[Dataset items]
========================================================================

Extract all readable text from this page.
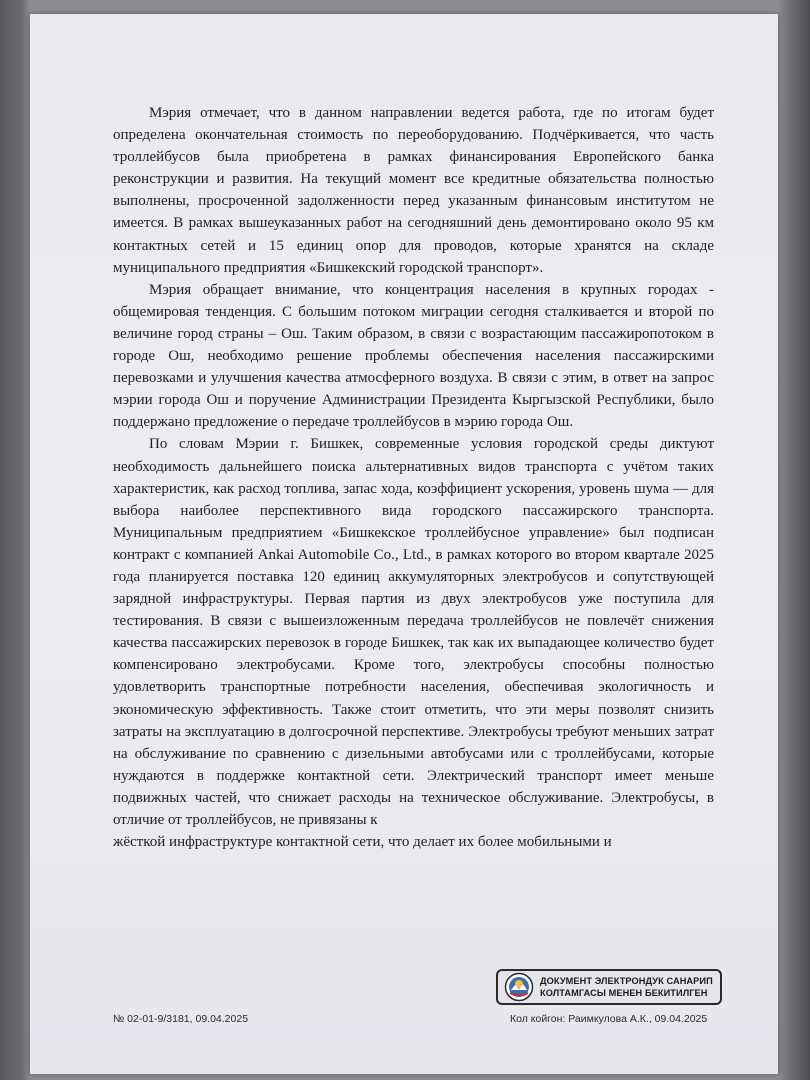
Мэрия отмечает, что в данном направлении ведется работа, где по итогам будет определена окончательная стоимость по переоборудованию. Подчёркивается, что часть троллейбусов была приобретена в рамках финансирования Европейского банка реконструкции и развития. На текущий момент все кредитные обязательства полностью выполнены, просроченной задолженности перед указанным финансовым институтом не имеется. В рамках вышеуказанных работ на сегодняшний день демонтировано около 95 км контактных сетей и 15 единиц опор для проводов, которые хранятся на складе муниципального предприятия «Бишкекский городской транспорт».

Мэрия обращает внимание, что концентрация населения в крупных городах - общемировая тенденция. С большим потоком миграции сегодня сталкивается и второй по величине город страны – Ош. Таким образом, в связи с возрастающим пассажиропотоком в городе Ош, необходимо решение проблемы обеспечения населения пассажирскими перевозками и улучшения качества атмосферного воздуха. В связи с этим, в ответ на запрос мэрии города Ош и поручение Администрации Президента Кыргызской Республики, было поддержано предложение о передаче троллейбусов в мэрию города Ош.

По словам Мэрии г. Бишкек, современные условия городской среды диктуют необходимость дальнейшего поиска альтернативных видов транспорта с учётом таких характеристик, как расход топлива, запас хода, коэффициент ускорения, уровень шума — для выбора наиболее перспективного вида городского пассажирского транспорта. Муниципальным предприятием «Бишкекское троллейбусное управление» был подписан контракт с компанией Ankai Automobile Co., Ltd., в рамках которого во втором квартале 2025 года планируется поставка 120 единиц аккумуляторных электробусов и сопутствующей зарядной инфраструктуры. Первая партия из двух электробусов уже поступила для тестирования. В связи с вышеизложенным передача троллейбусов не повлечёт снижения качества пассажирских перевозок в городе Бишкек, так как их выпадающее количество будет компенсировано электробусами. Кроме того, электробусы способны полностью удовлетворить транспортные потребности населения, обеспечивая экологичность и экономическую эффективность. Также стоит отметить, что эти меры позволят снизить затраты на эксплуатацию в долгосрочной перспективе. Электробусы требуют меньших затрат на обслуживание по сравнению с дизельными автобусами или с троллейбусами, которые нуждаются в поддержке контактной сети. Электрический транспорт имеет меньше подвижных частей, что снижает расходы на техническое обслуживание. Электробусы, в отличие от троллейбусов, не привязаны к

жёсткой инфраструктуре контактной сети, что делает их более мобильными и

ДОКУМЕНТ ЭЛЕКТРОНДУК САНАРИП
КОЛТАМГАСЫ МЕНЕН БЕКИТИЛГЕН
№ 02-01-9/3181, 09.04.2025	Кол койгон: Раимкулова А.К., 09.04.2025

========================================================================

**Stated exercise**
Each entry shown above must be quoted exactly, with its pictures left out.

**Complete output**
Extract all readable text from this page.
Мэрия отмечает, что в данном направлении ведется работа, где по итогам будет определена окончательная стоимость по переоборудованию. Подчёркивается, что часть троллейбусов была приобретена в рамках финансирования Европейского банка реконструкции и развития. На текущий момент все кредитные обязательства полностью выполнены, просроченной задолженности перед указанным финансовым институтом не имеется. В рамках вышеуказанных работ на сегодняшний день демонтировано около 95 км контактных сетей и 15 единиц опор для проводов, которые хранятся на складе муниципального предприятия «Бишкекский городской транспорт».

Мэрия обращает внимание, что концентрация населения в крупных городах - общемировая тенденция. С большим потоком миграции сегодня сталкивается и второй по величине город страны – Ош. Таким образом, в связи с возрастающим пассажиропотоком в городе Ош, необходимо решение проблемы обеспечения населения пассажирскими перевозками и улучшения качества атмосферного воздуха. В связи с этим, в ответ на запрос мэрии города Ош и поручение Администрации Президента Кыргызской Республики, было поддержано предложение о передаче троллейбусов в мэрию города Ош.

По словам Мэрии г. Бишкек, современные условия городской среды диктуют необходимость дальнейшего поиска альтернативных видов транспорта с учётом таких характеристик, как расход топлива, запас хода, коэффициент ускорения, уровень шума — для выбора наиболее перспективного вида городского пассажирского транспорта. Муниципальным предприятием «Бишкекское троллейбусное управление» был подписан контракт с компанией Ankai Automobile Co., Ltd., в рамках которого во втором квартале 2025 года планируется поставка 120 единиц аккумуляторных электробусов и сопутствующей зарядной инфраструктуры. Первая партия из двух электробусов уже поступила для тестирования. В связи с вышеизложенным передача троллейбусов не повлечёт снижения качества пассажирских перевозок в городе Бишкек, так как их выпадающее количество будет компенсировано электробусами. Кроме того, электробусы способны полностью удовлетворить транспортные потребности населения, обеспечивая экологичность и экономическую эффективность. Также стоит отметить, что эти меры позволят снизить затраты на эксплуатацию в долгосрочной перспективе. Электробусы требуют меньших затрат на обслуживание по сравнению с дизельными автобусами или с троллейбусами, которые нуждаются в поддержке контактной сети. Электрический транспорт имеет меньше подвижных частей, что снижает расходы на техническое обслуживание. Электробусы, в отличие от троллейбусов, не привязаны к

жёсткой инфраструктуре контактной сети, что делает их более мобильными и

ДОКУМЕНТ ЭЛЕКТРОНДУК САНАРИП
КОЛТАМГАСЫ МЕНЕН БЕКИТИЛГЕН
№ 02-01-9/3181, 09.04.2025	Кол койгон: Раимкулова А.К., 09.04.2025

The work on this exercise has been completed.